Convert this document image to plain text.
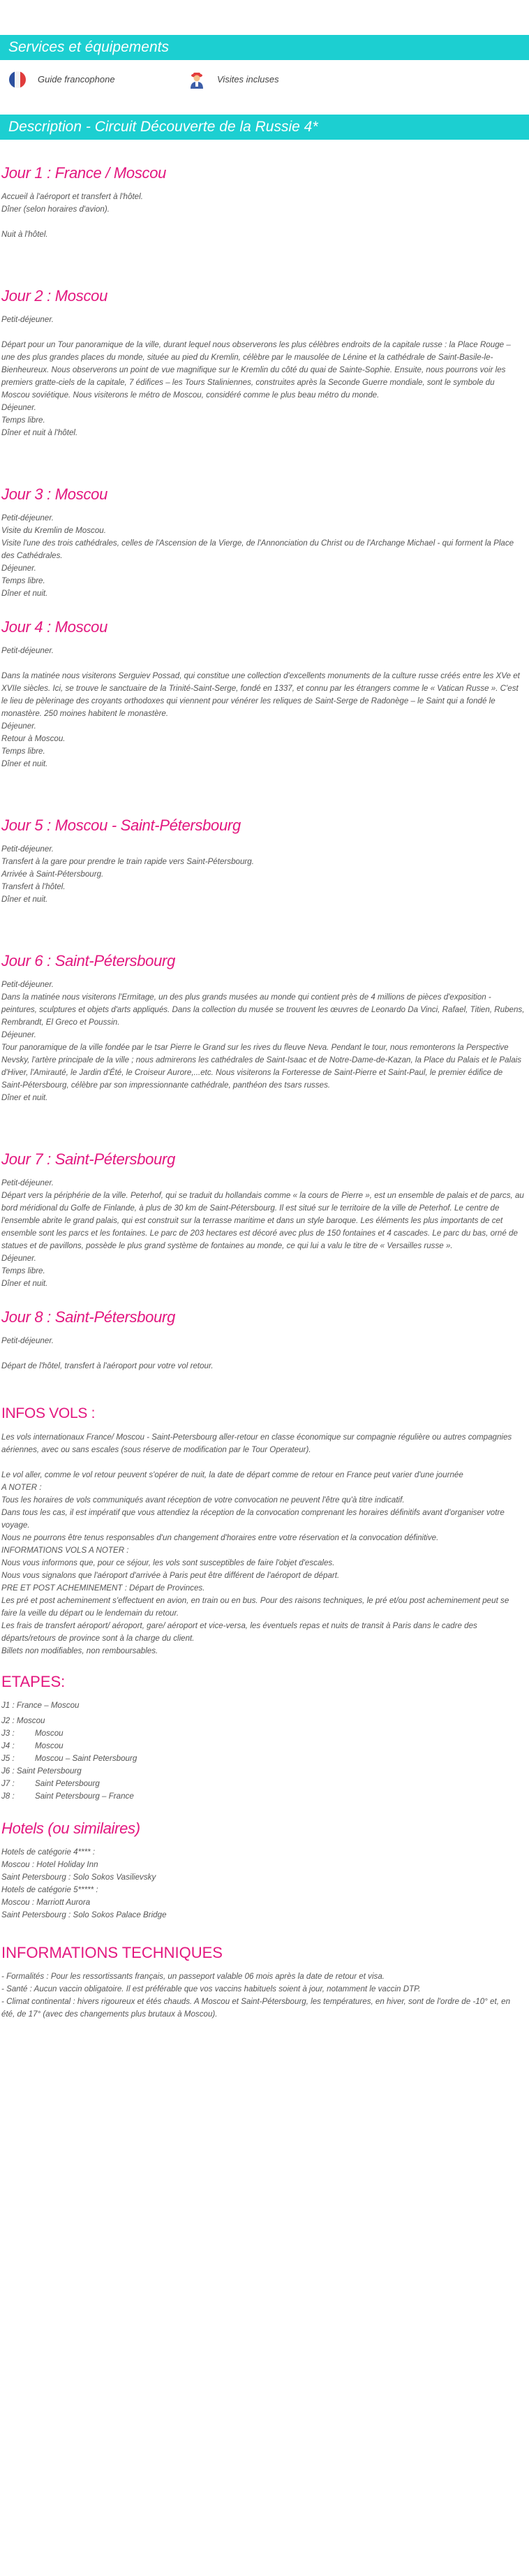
Services et équipements
Guide francophone	Visites incluses
Description - Circuit Découverte de la Russie 4*
Jour 1 : France / Moscou
Accueil à l'aéroport et transfert à l'hôtel.
Dîner (selon horaires d'avion).
Nuit à l'hôtel.
Jour 2 : Moscou
Petit-déjeuner.
Départ pour un Tour panoramique de la ville, durant lequel nous observerons les plus célèbres endroits de la capitale russe : la Place Rouge – une des plus grandes places du monde, située au pied du Kremlin, célèbre par le mausolée de Lénine et la cathédrale de Saint-Basile-le-Bienheureux. Nous observerons un point de vue magnifique sur le Kremlin du côté du quai de Sainte-Sophie. Ensuite, nous pourrons voir les premiers gratte-ciels de la capitale, 7 édifices – les Tours Staliniennes, construites après la Seconde Guerre mondiale, sont le symbole du Moscou soviétique. Nous visiterons le métro de Moscou, considéré comme le plus beau métro du monde.
Déjeuner.
Temps libre.
Dîner et nuit à l'hôtel.
Jour 3 : Moscou
Petit-déjeuner.
Visite du Kremlin de Moscou.
Visite l'une des trois cathédrales, celles de l'Ascension de la Vierge, de l'Annonciation du Christ ou de l'Archange Michael - qui forment la Place des Cathédrales.
Déjeuner.
Temps libre.
Dîner et nuit.
Jour 4 : Moscou
Petit-déjeuner.
Dans la matinée nous visiterons Serguiev Possad, qui constitue une collection d'excellents monuments de la culture russe créés entre les XVe et XVIIe siècles. Ici, se trouve le sanctuaire de la Trinité-Saint-Serge, fondé en 1337, et connu par les étrangers comme le « Vatican Russe ». C'est le lieu de pèlerinage des croyants orthodoxes qui viennent pour vénérer les reliques de Saint-Serge de Radonège – le Saint qui a fondé le monastère. 250 moines habitent le monastère.
Déjeuner.
Retour à Moscou.
Temps libre.
Dîner et nuit.
Jour 5 : Moscou - Saint-Pétersbourg
Petit-déjeuner.
Transfert à la gare pour prendre le train rapide vers Saint-Pétersbourg.
Arrivée à Saint-Pétersbourg.
Transfert à l'hôtel.
Dîner et nuit.
Jour 6 : Saint-Pétersbourg
Petit-déjeuner.
Dans la matinée nous visiterons l'Ermitage, un des plus grands musées au monde qui contient près de 4 millions de pièces d'exposition - peintures, sculptures et objets d'arts appliqués. Dans la collection du musée se trouvent les œuvres de Leonardo Da Vinci, Rafael, Titien, Rubens, Rembrandt, El Greco et Poussin.
Déjeuner.
Tour panoramique de la ville fondée par le tsar Pierre le Grand sur les rives du fleuve Neva. Pendant le tour, nous remonterons la Perspective Nevsky, l'artère principale de la ville ; nous admirerons les cathédrales de Saint-Isaac et de Notre-Dame-de-Kazan, la Place du Palais et le Palais d'Hiver, l'Amirauté, le Jardin d'Été, le Croiseur Aurore,...etc. Nous visiterons la Forteresse de Saint-Pierre et Saint-Paul, le premier édifice de Saint-Pétersbourg, célèbre par son impressionnante cathédrale, panthéon des tsars russes.
Dîner et nuit.
Jour 7 : Saint-Pétersbourg
Petit-déjeuner.
Départ vers la périphérie de la ville. Peterhof, qui se traduit du hollandais comme « la cours de Pierre », est un ensemble de palais et de parcs, au bord méridional du Golfe de Finlande, à plus de 30 km de Saint-Pétersbourg. Il est situé sur le territoire de la ville de Peterhof. Le centre de l'ensemble abrite le grand palais, qui est construit sur la terrasse maritime et dans un style baroque. Les éléments les plus importants de cet ensemble sont les parcs et les fontaines. Le parc de 203 hectares est décoré avec plus de 150 fontaines et 4 cascades. Le parc du bas, orné de statues et de pavillons, possède le plus grand système de fontaines au monde, ce qui lui a valu le titre de « Versailles russe ».
Déjeuner.
Temps libre.
Dîner et nuit.
Jour 8 : Saint-Pétersbourg
Petit-déjeuner.
Départ de l'hôtel, transfert à l'aéroport pour votre vol retour.
INFOS VOLS :
Les vols internationaux France/ Moscou - Saint-Petersbourg aller-retour en classe économique sur compagnie régulière ou autres compagnies aériennes, avec ou sans escales (sous réserve de modification par le Tour Operateur).
Le vol aller, comme le vol retour peuvent s'opérer de nuit, la date de départ comme de retour en France peut varier d'une journée
A NOTER :
Tous les horaires de vols communiqués avant réception de votre convocation ne peuvent l'être qu'à titre indicatif.
Dans tous les cas, il est impératif que vous attendiez la réception de la convocation comprenant les horaires définitifs avant d'organiser votre voyage.
Nous ne pourrons être tenus responsables d'un changement d'horaires entre votre réservation et la convocation définitive.
INFORMATIONS VOLS A NOTER :
Nous vous informons que, pour ce séjour, les vols sont susceptibles de faire l'objet d'escales.
Nous vous signalons que l'aéroport d'arrivée à Paris peut être différent de l'aéroport de départ.
PRE ET POST ACHEMINEMENT : Départ de Provinces.
Les pré et post acheminement s'effectuent en avion, en train ou en bus. Pour des raisons techniques, le pré et/ou post acheminement peut se faire la veille du départ ou le lendemain du retour.
Les frais de transfert aéroport/ aéroport, gare/ aéroport et vice-versa, les éventuels repas et nuits de transit à Paris dans le cadre des départs/retours de province sont à la charge du client.
Billets non modifiables, non remboursables.
ETAPES:
J1 : France – Moscou
J2 : Moscou
J3 :	Moscou
J4 :	Moscou
J5 :	Moscou – Saint Petersbourg
J6 : Saint Petersbourg
J7 :	Saint Petersbourg
J8 :	Saint Petersbourg – France
Hotels (ou similaires)
Hotels de catégorie 4**** :
Moscou : Hotel Holiday Inn
Saint Petersbourg : Solo Sokos Vasilievsky
Hotels de catégorie 5***** :
Moscou : Marriott Aurora
Saint Petersbourg : Solo Sokos Palace Bridge
INFORMATIONS TECHNIQUES
- Formalités : Pour les ressortissants français, un passeport valable 06 mois après la date de retour et visa.
- Santé : Aucun vaccin obligatoire. Il est préférable que vos vaccins habituels soient à jour, notamment le vaccin DTP.
- Climat continental : hivers rigoureux et étés chauds. A Moscou et Saint-Pétersbourg, les températures, en hiver, sont de l'ordre de -10° et, en été, de 17° (avec des changements plus brutaux à Moscou).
+++++
**TO DO:** Copy out every line of the listing that includes the string "train".

**FULL RESPONSE:**
Transfert à la gare pour prendre le train rapide vers Saint-Pétersbourg.
Les pré et post acheminement s'effectuent en avion, en train ou en bus. Pour des raisons techniques, le pré et/ou post acheminement peut se faire la veille du départ ou le lendemain du retour.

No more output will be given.